_Text extract_:
• • • •
Gaslighting : Have You Been A Victim Of It?

So, have you ever been told that you’re making a mountain out of a molehill when confronting someone for something they did? These are ways people gaslight you.

Sonal Shenoy

BSM at Tinystep, Tripple Major B.A in Media Studies, English and Psychology

This thing has been happening since times immemorial, but we only put a name to it 80 years ago, and we only started paying attention to it a few years ago. It’s called gaslighting, and fortunately, people have been talking about it in the last few years. It probably happens to a lot of us on a daily basis, or we may be doing it to people without realising it. But what’s important is to learn and unlearn, that’s what this article aims to do – although there’s no end to the number of things about it.

What Is Gaslighting?

So, have you ever been told that you’re making a mountain out of a molehill when confronting someone for something they did? These are ways people gaslight you.

Simply put, gaslighting is a form of emotional or psychological manipulation where someone sows doubt in the targeted individual’s mind, making them question their memory, perception, sanity. It’s what you can call a power play in most cases.

Did you know? The term originated from a mystery thriller titled “Gas Light” written in 1938 by Patrick Hamilton, which was later made into a movie.

Here’s a video that explains it well:

Spotting It: Here are Some Traits You Might Be All Too Familiar With

  • Denying they ever said something, which you know you heard. Repeatedly doing this makes you question yourself. They may also tell you you’re “imagining” things.
  • Personal attacks on your negative traits or things that mean a lot to you, like your kids, or work – these become ammunition to them.
  • It’s gradual. It starts with a small lie, a smug comment once in a while. The smartest people get gaslighted because it happens over time, and is often done by someone you are likely to trust.
  • Positive actions which confuse you. Just when you’re starting to think this person might be bad for you, they do or say something extremely “nice”, which makes you think they’re not too bad. Well, news flash, they are!
  • They tell you you’re “crazy” or overreacting. And they tell other people too, so that you know no one’s going to believe you when you try talking about it.
  • They tell you others are lying. They win by isolating you from your otherwise support systems. They play victim when caught in an act or ratted out, which makes you take their side and abandon the others.
  • They project their problems onto you. Said problem could be as small as a lie, or as big as cheating, drug abuse etc.
• • • •
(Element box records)

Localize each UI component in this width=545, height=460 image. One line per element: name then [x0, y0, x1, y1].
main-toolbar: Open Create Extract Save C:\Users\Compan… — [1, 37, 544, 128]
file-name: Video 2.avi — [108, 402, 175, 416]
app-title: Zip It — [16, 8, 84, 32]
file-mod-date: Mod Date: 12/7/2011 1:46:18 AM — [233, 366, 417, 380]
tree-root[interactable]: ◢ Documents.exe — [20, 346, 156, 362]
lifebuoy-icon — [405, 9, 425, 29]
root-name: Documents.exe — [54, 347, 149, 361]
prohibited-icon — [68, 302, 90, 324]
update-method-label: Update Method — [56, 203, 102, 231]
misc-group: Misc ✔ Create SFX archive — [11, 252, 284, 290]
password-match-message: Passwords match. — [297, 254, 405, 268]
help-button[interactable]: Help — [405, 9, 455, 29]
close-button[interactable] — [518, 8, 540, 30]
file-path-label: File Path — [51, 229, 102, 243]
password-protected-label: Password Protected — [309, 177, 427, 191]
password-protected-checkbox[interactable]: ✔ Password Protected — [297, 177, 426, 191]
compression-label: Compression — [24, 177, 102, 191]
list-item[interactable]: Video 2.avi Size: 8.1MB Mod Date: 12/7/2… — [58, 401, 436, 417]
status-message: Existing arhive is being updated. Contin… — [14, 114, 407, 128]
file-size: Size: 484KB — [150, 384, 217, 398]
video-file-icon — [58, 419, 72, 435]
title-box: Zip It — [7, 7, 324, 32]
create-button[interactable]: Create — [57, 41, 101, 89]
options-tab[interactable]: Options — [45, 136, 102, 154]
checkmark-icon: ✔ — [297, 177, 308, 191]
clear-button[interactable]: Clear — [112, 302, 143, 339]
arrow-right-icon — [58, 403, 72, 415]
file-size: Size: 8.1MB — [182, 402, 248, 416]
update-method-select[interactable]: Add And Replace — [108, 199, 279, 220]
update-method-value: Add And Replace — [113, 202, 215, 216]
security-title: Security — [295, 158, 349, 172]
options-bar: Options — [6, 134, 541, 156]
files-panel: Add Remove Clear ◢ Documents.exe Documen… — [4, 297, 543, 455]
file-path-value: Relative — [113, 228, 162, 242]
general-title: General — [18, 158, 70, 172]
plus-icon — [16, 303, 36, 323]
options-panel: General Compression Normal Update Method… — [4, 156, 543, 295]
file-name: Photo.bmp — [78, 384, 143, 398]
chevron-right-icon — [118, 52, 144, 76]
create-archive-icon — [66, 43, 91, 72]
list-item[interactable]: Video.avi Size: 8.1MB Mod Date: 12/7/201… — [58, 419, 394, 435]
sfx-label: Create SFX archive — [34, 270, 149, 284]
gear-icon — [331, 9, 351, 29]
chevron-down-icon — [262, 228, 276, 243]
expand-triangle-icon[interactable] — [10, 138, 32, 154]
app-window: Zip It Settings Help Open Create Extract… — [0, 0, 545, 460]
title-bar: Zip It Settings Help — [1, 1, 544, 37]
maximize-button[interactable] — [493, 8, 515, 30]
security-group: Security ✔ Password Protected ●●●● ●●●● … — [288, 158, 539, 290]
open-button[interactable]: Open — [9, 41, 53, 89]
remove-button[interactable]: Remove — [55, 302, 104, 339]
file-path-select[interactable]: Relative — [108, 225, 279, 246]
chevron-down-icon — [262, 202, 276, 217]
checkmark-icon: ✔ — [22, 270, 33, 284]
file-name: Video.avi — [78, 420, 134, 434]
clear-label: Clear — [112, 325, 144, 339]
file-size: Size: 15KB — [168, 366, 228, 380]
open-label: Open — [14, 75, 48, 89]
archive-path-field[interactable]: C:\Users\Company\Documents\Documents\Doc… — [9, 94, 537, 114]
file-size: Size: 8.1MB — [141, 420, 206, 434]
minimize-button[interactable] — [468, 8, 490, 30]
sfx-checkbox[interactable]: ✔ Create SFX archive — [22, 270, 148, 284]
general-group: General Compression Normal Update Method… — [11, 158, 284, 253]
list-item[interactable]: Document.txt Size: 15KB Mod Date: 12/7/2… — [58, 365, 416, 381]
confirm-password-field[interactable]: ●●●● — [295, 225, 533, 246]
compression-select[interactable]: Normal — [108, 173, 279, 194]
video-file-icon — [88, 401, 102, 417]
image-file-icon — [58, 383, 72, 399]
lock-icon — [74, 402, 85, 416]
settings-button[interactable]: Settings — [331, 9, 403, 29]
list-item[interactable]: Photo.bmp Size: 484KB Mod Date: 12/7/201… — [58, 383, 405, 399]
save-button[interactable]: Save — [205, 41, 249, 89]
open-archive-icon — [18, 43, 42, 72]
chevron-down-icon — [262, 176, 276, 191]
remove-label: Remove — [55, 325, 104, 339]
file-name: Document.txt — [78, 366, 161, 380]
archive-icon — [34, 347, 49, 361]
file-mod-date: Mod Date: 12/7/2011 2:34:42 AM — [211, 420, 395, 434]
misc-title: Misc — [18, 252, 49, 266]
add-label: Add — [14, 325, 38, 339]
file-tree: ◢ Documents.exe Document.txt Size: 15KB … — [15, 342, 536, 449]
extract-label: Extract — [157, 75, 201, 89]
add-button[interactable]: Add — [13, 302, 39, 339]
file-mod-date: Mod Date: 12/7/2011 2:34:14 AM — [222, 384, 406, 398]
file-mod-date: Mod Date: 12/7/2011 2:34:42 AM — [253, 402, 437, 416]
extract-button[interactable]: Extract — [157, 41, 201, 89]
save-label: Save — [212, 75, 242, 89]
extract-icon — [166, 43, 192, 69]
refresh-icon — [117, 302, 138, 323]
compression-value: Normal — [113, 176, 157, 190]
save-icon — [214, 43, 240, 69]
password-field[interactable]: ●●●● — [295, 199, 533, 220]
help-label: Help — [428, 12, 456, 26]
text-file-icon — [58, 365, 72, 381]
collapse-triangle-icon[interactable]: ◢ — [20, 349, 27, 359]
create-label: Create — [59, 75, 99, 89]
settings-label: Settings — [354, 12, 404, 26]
• • • •
_Directions_:
[a] Answer these questions from the gaslighting text:
(i) How many years ago, according to the text, was a name put to gaslighting?
(ii) Who wrote the mystery thriller "Gas Light"?
(iii) In what year was "Gas Light" written?
[b] Please copy the records word for word, starting at their first line and stopping after the line that contains "file-name: Photo.bmp — [78, 384, 143, 398]".
The records have no connection to the text about gaslighting.

_Results for each task_:
[a]
(i) 80 years ago
(ii) Patrick Hamilton
(iii) 1938

[b]
Localize each UI component in this width=545, height=460 image. One line per element: name then [x0, y0, x1, y1].
main-toolbar: Open Create Extract Save C:\Users\Compan… — [1, 37, 544, 128]
file-name: Video 2.avi — [108, 402, 175, 416]
app-title: Zip It — [16, 8, 84, 32]
file-mod-date: Mod Date: 12/7/2011 1:46:18 AM — [233, 366, 417, 380]
tree-root[interactable]: ◢ Documents.exe — [20, 346, 156, 362]
lifebuoy-icon — [405, 9, 425, 29]
root-name: Documents.exe — [54, 347, 149, 361]
prohibited-icon — [68, 302, 90, 324]
update-method-label: Update Method — [56, 203, 102, 231]
misc-group: Misc ✔ Create SFX archive — [11, 252, 284, 290]
password-match-message: Passwords match. — [297, 254, 405, 268]
help-button[interactable]: Help — [405, 9, 455, 29]
close-button[interactable] — [518, 8, 540, 30]
file-path-label: File Path — [51, 229, 102, 243]
password-protected-label: Password Protected — [309, 177, 427, 191]
password-protected-checkbox[interactable]: ✔ Password Protected — [297, 177, 426, 191]
compression-label: Compression — [24, 177, 102, 191]
list-item[interactable]: Video 2.avi Size: 8.1MB Mod Date: 12/7/2… — [58, 401, 436, 417]
status-message: Existing arhive is being updated. Contin… — [14, 114, 407, 128]
file-size: Size: 484KB — [150, 384, 217, 398]
video-file-icon — [58, 419, 72, 435]
title-box: Zip It — [7, 7, 324, 32]
create-button[interactable]: Create — [57, 41, 101, 89]
options-tab[interactable]: Options — [45, 136, 102, 154]
checkmark-icon: ✔ — [297, 177, 308, 191]
clear-button[interactable]: Clear — [112, 302, 143, 339]
arrow-right-icon — [58, 403, 72, 415]
file-size: Size: 8.1MB — [182, 402, 248, 416]
update-method-select[interactable]: Add And Replace — [108, 199, 279, 220]
update-method-value: Add And Replace — [113, 202, 215, 216]
security-title: Security — [295, 158, 349, 172]
options-bar: Options — [6, 134, 541, 156]
files-panel: Add Remove Clear ◢ Documents.exe Documen… — [4, 297, 543, 455]
file-path-value: Relative — [113, 228, 162, 242]
general-title: General — [18, 158, 70, 172]
plus-icon — [16, 303, 36, 323]
options-panel: General Compression Normal Update Method… — [4, 156, 543, 295]
file-name: Photo.bmp — [78, 384, 143, 398]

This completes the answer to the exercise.